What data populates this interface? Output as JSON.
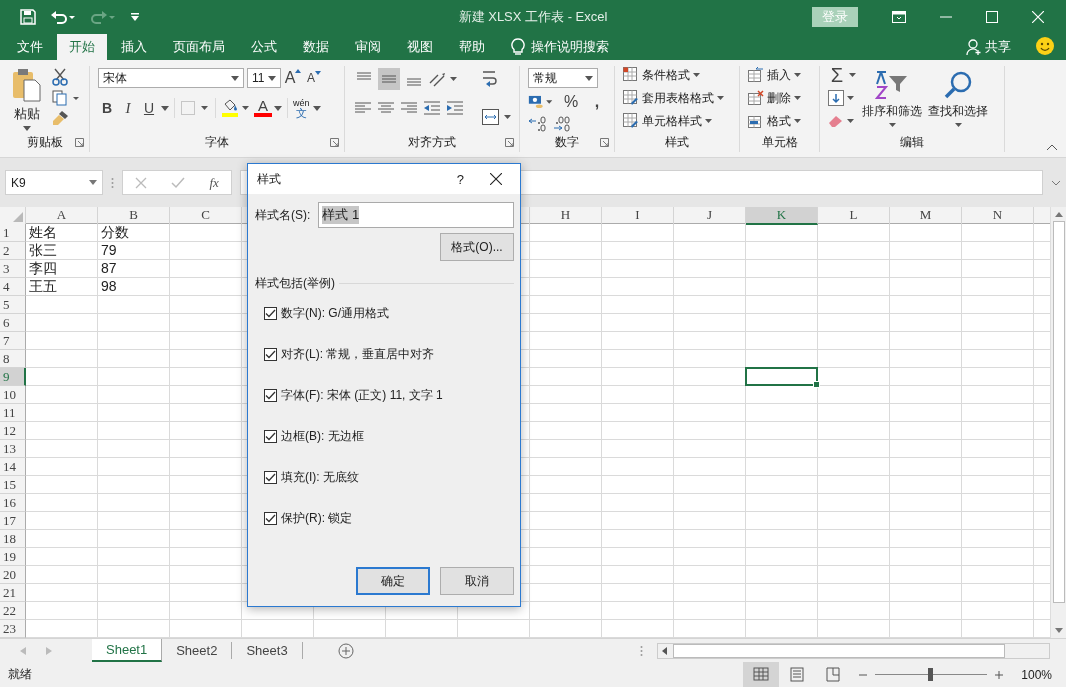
{
  "window": {
    "title": "新建 XLSX 工作表  -  Excel",
    "login_button": "登录"
  },
  "menu_tabs": [
    {
      "label": "文件",
      "selected": false
    },
    {
      "label": "开始",
      "selected": true
    },
    {
      "label": "插入",
      "selected": false
    },
    {
      "label": "页面布局",
      "selected": false
    },
    {
      "label": "公式",
      "selected": false
    },
    {
      "label": "数据",
      "selected": false
    },
    {
      "label": "审阅",
      "selected": false
    },
    {
      "label": "视图",
      "selected": false
    },
    {
      "label": "帮助",
      "selected": false
    }
  ],
  "tell_me": "操作说明搜索",
  "share": "共享",
  "ribbon": {
    "clipboard": {
      "paste": "粘贴",
      "label": "剪贴板"
    },
    "font": {
      "font_name": "宋体",
      "font_size": "11",
      "grow": "A",
      "shrink": "A",
      "bold": "B",
      "italic": "I",
      "underline": "U",
      "font_color": "A",
      "phonetic_top": "wén",
      "phonetic_bottom": "文",
      "label": "字体"
    },
    "alignment": {
      "vertical_align": [
        {
          "kind": "top",
          "selected": false
        },
        {
          "kind": "middle",
          "selected": true
        },
        {
          "kind": "bottom",
          "selected": false
        }
      ],
      "label": "对齐方式"
    },
    "number": {
      "format": "常规",
      "percent": "%",
      "comma": ",",
      "label": "数字"
    },
    "styles": {
      "items": [
        "条件格式",
        "套用表格格式",
        "单元格样式"
      ],
      "label": "样式"
    },
    "cells": {
      "items": [
        "插入",
        "删除",
        "格式"
      ],
      "label": "单元格"
    },
    "editing": {
      "sum": "Σ",
      "sort": "排序和筛选",
      "find": "查找和选择",
      "label": "编辑"
    }
  },
  "formula_bar": {
    "name_box": "K9",
    "fx": "fx"
  },
  "sheet": {
    "columns_left": [
      {
        "label": "A",
        "selected": false
      },
      {
        "label": "B",
        "selected": false
      },
      {
        "label": "C",
        "selected": false
      }
    ],
    "columns_right": [
      {
        "label": "H",
        "selected": false
      },
      {
        "label": "I",
        "selected": false
      },
      {
        "label": "J",
        "selected": false
      },
      {
        "label": "K",
        "selected": true
      },
      {
        "label": "L",
        "selected": false
      },
      {
        "label": "M",
        "selected": false
      },
      {
        "label": "N",
        "selected": false
      }
    ],
    "rows": [
      {
        "header": "1",
        "selected": false,
        "cells": [
          "姓名",
          "分数"
        ]
      },
      {
        "header": "2",
        "selected": false,
        "cells": [
          "张三",
          "79"
        ]
      },
      {
        "header": "3",
        "selected": false,
        "cells": [
          "李四",
          "87"
        ]
      },
      {
        "header": "4",
        "selected": false,
        "cells": [
          "王五",
          "98"
        ]
      },
      {
        "header": "5",
        "selected": false
      },
      {
        "header": "6",
        "selected": false
      },
      {
        "header": "7",
        "selected": false
      },
      {
        "header": "8",
        "selected": false
      },
      {
        "header": "9",
        "selected": true
      },
      {
        "header": "10",
        "selected": false
      },
      {
        "header": "11",
        "selected": false
      },
      {
        "header": "12",
        "selected": false
      },
      {
        "header": "13",
        "selected": false
      },
      {
        "header": "14",
        "selected": false
      },
      {
        "header": "15",
        "selected": false
      },
      {
        "header": "16",
        "selected": false
      },
      {
        "header": "17",
        "selected": false
      },
      {
        "header": "18",
        "selected": false
      },
      {
        "header": "19",
        "selected": false
      },
      {
        "header": "20",
        "selected": false
      },
      {
        "header": "21",
        "selected": false
      },
      {
        "header": "22",
        "selected": false
      },
      {
        "header": "23",
        "selected": false
      }
    ]
  },
  "sheet_tabs": [
    {
      "label": "Sheet1",
      "selected": true
    },
    {
      "label": "Sheet2",
      "selected": false
    },
    {
      "label": "Sheet3",
      "selected": false
    }
  ],
  "status_bar": {
    "status": "就绪",
    "view_modes": [
      {
        "kind": "normal",
        "selected": true
      },
      {
        "kind": "page_layout",
        "selected": false
      },
      {
        "kind": "page_break",
        "selected": false
      }
    ],
    "zoom": {
      "level": 0.5
    },
    "zoom_text": "100%"
  },
  "dialog": {
    "title": "样式",
    "help": "?",
    "name_label": "样式名(S):",
    "name_value": "样式 1",
    "name_value_selected": true,
    "format_button": "格式(O)...",
    "section": "样式包括(举例)",
    "options": [
      {
        "label": "数字(N): G/通用格式",
        "checked": true
      },
      {
        "label": "对齐(L): 常规，垂直居中对齐",
        "checked": true
      },
      {
        "label": "字体(F): 宋体 (正文) 11, 文字 1",
        "checked": true
      },
      {
        "label": "边框(B): 无边框",
        "checked": true
      },
      {
        "label": "填充(I): 无底纹",
        "checked": true
      },
      {
        "label": "保护(R): 锁定",
        "checked": true
      }
    ],
    "ok": "确定",
    "cancel": "取消"
  }
}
****
Copy everything in the records above except the pictures, exactly as written.

What data populates this interface? Output as JSON.
{
  "window": {
    "title": "新建 XLSX 工作表  -  Excel",
    "login_button": "登录"
  },
  "menu_tabs": [
    {
      "label": "文件",
      "selected": false
    },
    {
      "label": "开始",
      "selected": true
    },
    {
      "label": "插入",
      "selected": false
    },
    {
      "label": "页面布局",
      "selected": false
    },
    {
      "label": "公式",
      "selected": false
    },
    {
      "label": "数据",
      "selected": false
    },
    {
      "label": "审阅",
      "selected": false
    },
    {
      "label": "视图",
      "selected": false
    },
    {
      "label": "帮助",
      "selected": false
    }
  ],
  "tell_me": "操作说明搜索",
  "share": "共享",
  "ribbon": {
    "clipboard": {
      "paste": "粘贴",
      "label": "剪贴板"
    },
    "font": {
      "font_name": "宋体",
      "font_size": "11",
      "grow": "A",
      "shrink": "A",
      "bold": "B",
      "italic": "I",
      "underline": "U",
      "font_color": "A",
      "phonetic_top": "wén",
      "phonetic_bottom": "文",
      "label": "字体"
    },
    "alignment": {
      "vertical_align": [
        {
          "kind": "top",
          "selected": false
        },
        {
          "kind": "middle",
          "selected": true
        },
        {
          "kind": "bottom",
          "selected": false
        }
      ],
      "label": "对齐方式"
    },
    "number": {
      "format": "常规",
      "percent": "%",
      "comma": ",",
      "label": "数字"
    },
    "styles": {
      "items": [
        "条件格式",
        "套用表格格式",
        "单元格样式"
      ],
      "label": "样式"
    },
    "cells": {
      "items": [
        "插入",
        "删除",
        "格式"
      ],
      "label": "单元格"
    },
    "editing": {
      "sum": "Σ",
      "sort": "排序和筛选",
      "find": "查找和选择",
      "label": "编辑"
    }
  },
  "formula_bar": {
    "name_box": "K9",
    "fx": "fx"
  },
  "sheet": {
    "columns_left": [
      {
        "label": "A",
        "selected": false
      },
      {
        "label": "B",
        "selected": false
      },
      {
        "label": "C",
        "selected": false
      }
    ],
    "columns_right": [
      {
        "label": "H",
        "selected": false
      },
      {
        "label": "I",
        "selected": false
      },
      {
        "label": "J",
        "selected": false
      },
      {
        "label": "K",
        "selected": true
      },
      {
        "label": "L",
        "selected": false
      },
      {
        "label": "M",
        "selected": false
      },
      {
        "label": "N",
        "selected": false
      }
    ],
    "rows": [
      {
        "header": "1",
        "selected": false,
        "cells": [
          "姓名",
          "分数"
        ]
      },
      {
        "header": "2",
        "selected": false,
        "cells": [
          "张三",
          "79"
        ]
      },
      {
        "header": "3",
        "selected": false,
        "cells": [
          "李四",
          "87"
        ]
      },
      {
        "header": "4",
        "selected": false,
        "cells": [
          "王五",
          "98"
        ]
      },
      {
        "header": "5",
        "selected": false
      },
      {
        "header": "6",
        "selected": false
      },
      {
        "header": "7",
        "selected": false
      },
      {
        "header": "8",
        "selected": false
      },
      {
        "header": "9",
        "selected": true
      },
      {
        "header": "10",
        "selected": false
      },
      {
        "header": "11",
        "selected": false
      },
      {
        "header": "12",
        "selected": false
      },
      {
        "header": "13",
        "selected": false
      },
      {
        "header": "14",
        "selected": false
      },
      {
        "header": "15",
        "selected": false
      },
      {
        "header": "16",
        "selected": false
      },
      {
        "header": "17",
        "selected": false
      },
      {
        "header": "18",
        "selected": false
      },
      {
        "header": "19",
        "selected": false
      },
      {
        "header": "20",
        "selected": false
      },
      {
        "header": "21",
        "selected": false
      },
      {
        "header": "22",
        "selected": false
      },
      {
        "header": "23",
        "selected": false
      }
    ]
  },
  "sheet_tabs": [
    {
      "label": "Sheet1",
      "selected": true
    },
    {
      "label": "Sheet2",
      "selected": false
    },
    {
      "label": "Sheet3",
      "selected": false
    }
  ],
  "status_bar": {
    "status": "就绪",
    "view_modes": [
      {
        "kind": "normal",
        "selected": true
      },
      {
        "kind": "page_layout",
        "selected": false
      },
      {
        "kind": "page_break",
        "selected": false
      }
    ],
    "zoom": {
      "level": 0.5
    },
    "zoom_text": "100%"
  },
  "dialog": {
    "title": "样式",
    "help": "?",
    "name_label": "样式名(S):",
    "name_value": "样式 1",
    "name_value_selected": true,
    "format_button": "格式(O)...",
    "section": "样式包括(举例)",
    "options": [
      {
        "label": "数字(N): G/通用格式",
        "checked": true
      },
      {
        "label": "对齐(L): 常规，垂直居中对齐",
        "checked": true
      },
      {
        "label": "字体(F): 宋体 (正文) 11, 文字 1",
        "checked": true
      },
      {
        "label": "边框(B): 无边框",
        "checked": true
      },
      {
        "label": "填充(I): 无底纹",
        "checked": true
      },
      {
        "label": "保护(R): 锁定",
        "checked": true
      }
    ],
    "ok": "确定",
    "cancel": "取消"
  }
}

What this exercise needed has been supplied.